Task goal: Give the material once more, word for word, without any images.

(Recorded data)
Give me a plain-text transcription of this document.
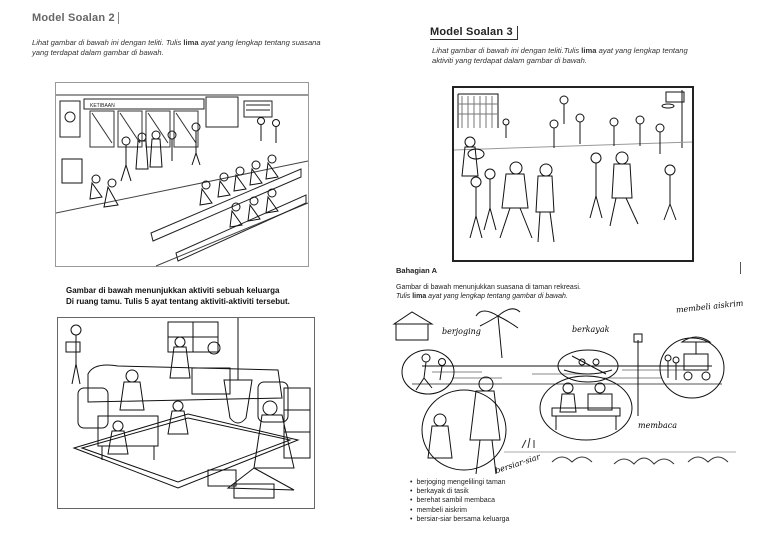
Model Soalan 2
Lihat gambar di bawah ini dengan teliti. Tulis lima ayat yang lengkap tentang suasana yang terdapat dalam gambar di bawah.
KETIBAAN
Gambar di bawah menunjukkan aktiviti sebuah keluarga
Di ruang tamu. Tulis 5 ayat tentang aktiviti-aktiviti tersebut.
Model Soalan 3
Lihat gambar di bawah ini dengan teliti.Tulis lima ayat yang lengkap tentang aktiviti yang terdapat dalam gambar di bawah.
Bahagian A
Gambar di bawah menunjukkan suasana di taman rekreasi.
Tulis lima ayat yang lengkap tentang gambar di bawah.
berjoging	berkayak
membeli aiskrim
membaca
bersiar-siar
• berjoging mengelilingi taman
• berkayak di tasik
• berehat sambil membaca
• membeli aiskrim
• bersiar-siar bersama keluarga
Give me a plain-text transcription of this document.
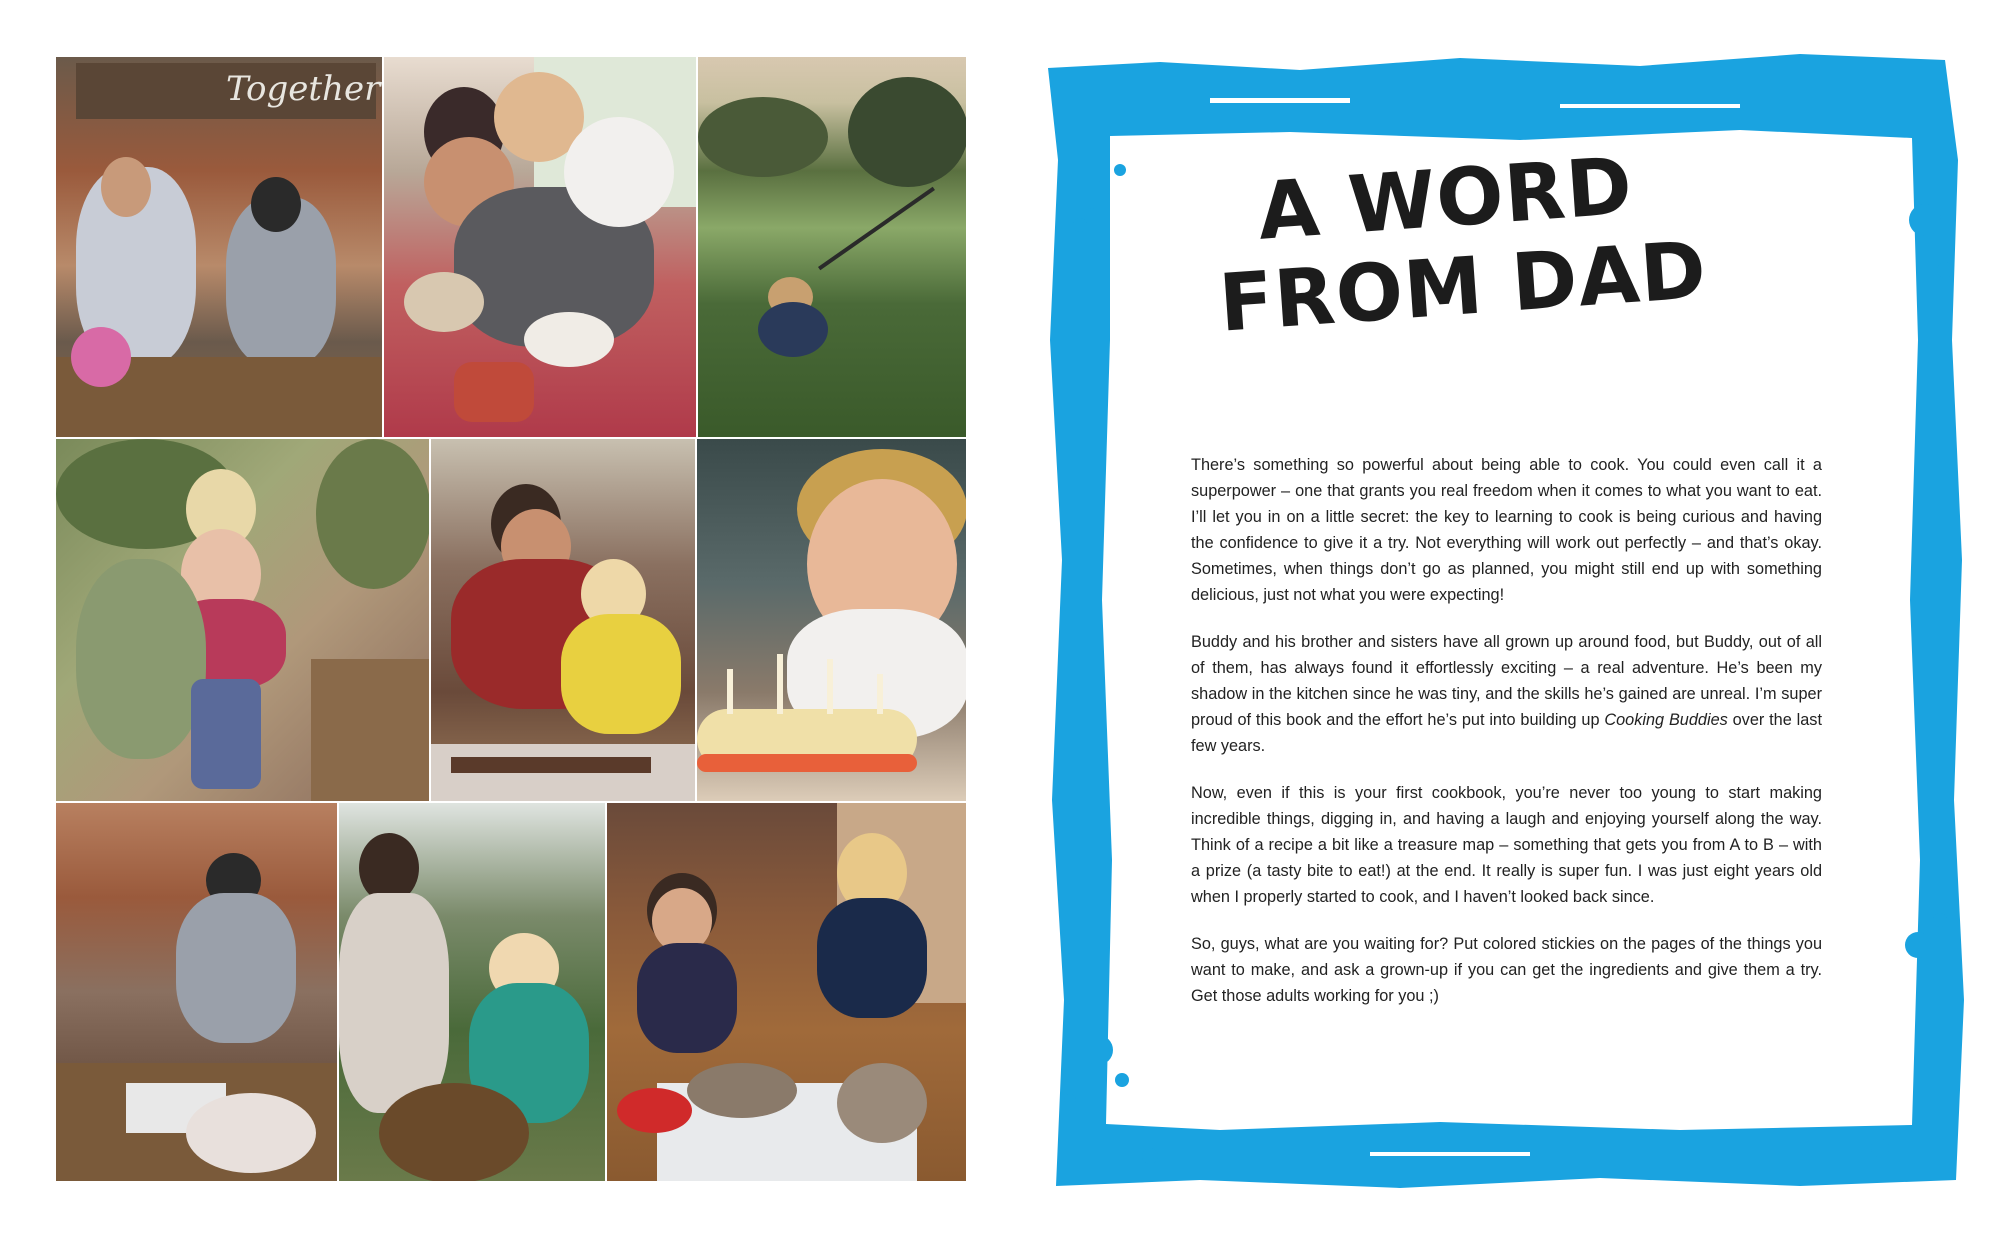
Together
A WORD
FROM DAD

There’s something so powerful about being able to cook. You could even call it a superpower – one that grants you real freedom when it comes to what you want to eat. I’ll let you in on a little secret: the key to learning to cook is being curious and having the confidence to give it a try. Not everything will work out perfectly – and that’s okay. Sometimes, when things don’t go as planned, you might still end up with something delicious, just not what you were expecting!

Buddy and his brother and sisters have all grown up around food, but Buddy, out of all of them, has always found it effortlessly exciting – a real adventure. He’s been my shadow in the kitchen since he was tiny, and the skills he’s gained are unreal. I’m super proud of this book and the effort he’s put into building up Cooking Buddies over the last few years.

Now, even if this is your first cookbook, you’re never too young to start making incredible things, digging in, and having a laugh and enjoying yourself along the way. Think of a recipe a bit like a treasure map – something that gets you from A to B – with a prize (a tasty bite to eat!) at the end. It really is super fun. I was just eight years old when I properly started to cook, and I haven’t looked back since.

So, guys, what are you waiting for? Put colored stickies on the pages of the things you want to make, and ask a grown-up if you can get the ingredients and give them a try. Get those adults working for you ;)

Solution to the problem:
Give me a plain-text transcription of this document.
Model Soalan 2
Lihat gambar di bawah ini dengan teliti. Tulis lima ayat yang lengkap tentang suasana yang terdapat dalam gambar di bawah.
KETIBAAN
Gambar di bawah menunjukkan aktiviti sebuah keluarga
Di ruang tamu. Tulis 5 ayat tentang aktiviti-aktiviti tersebut.
Model Soalan 3
Lihat gambar di bawah ini dengan teliti.Tulis lima ayat yang lengkap tentang aktiviti yang terdapat dalam gambar di bawah.
Bahagian A
Gambar di bawah menunjukkan suasana di taman rekreasi.
Tulis lima ayat yang lengkap tentang gambar di bawah.
berjoging	berkayak
membeli aiskrim
membaca
bersiar-siar
• berjoging mengelilingi taman
• berkayak di tasik
• berehat sambil membaca
• membeli aiskrim
• bersiar-siar bersama keluarga
Give me a plain-text transcription of this document.
Together
A WORD
FROM DAD

There’s something so powerful about being able to cook. You could even call it a superpower – one that grants you real freedom when it comes to what you want to eat. I’ll let you in on a little secret: the key to learning to cook is being curious and having the confidence to give it a try. Not everything will work out perfectly – and that’s okay. Sometimes, when things don’t go as planned, you might still end up with something delicious, just not what you were expecting!

Buddy and his brother and sisters have all grown up around food, but Buddy, out of all of them, has always found it effortlessly exciting – a real adventure. He’s been my shadow in the kitchen since he was tiny, and the skills he’s gained are unreal. I’m super proud of this book and the effort he’s put into building up Cooking Buddies over the last few years.

Now, even if this is your first cookbook, you’re never too young to start making incredible things, digging in, and having a laugh and enjoying yourself along the way. Think of a recipe a bit like a treasure map – something that gets you from A to B – with a prize (a tasty bite to eat!) at the end. It really is super fun. I was just eight years old when I properly started to cook, and I haven’t looked back since.

So, guys, what are you waiting for? Put colored stickies on the pages of the things you want to make, and ask a grown-up if you can get the ingredients and give them a try. Get those adults working for you ;)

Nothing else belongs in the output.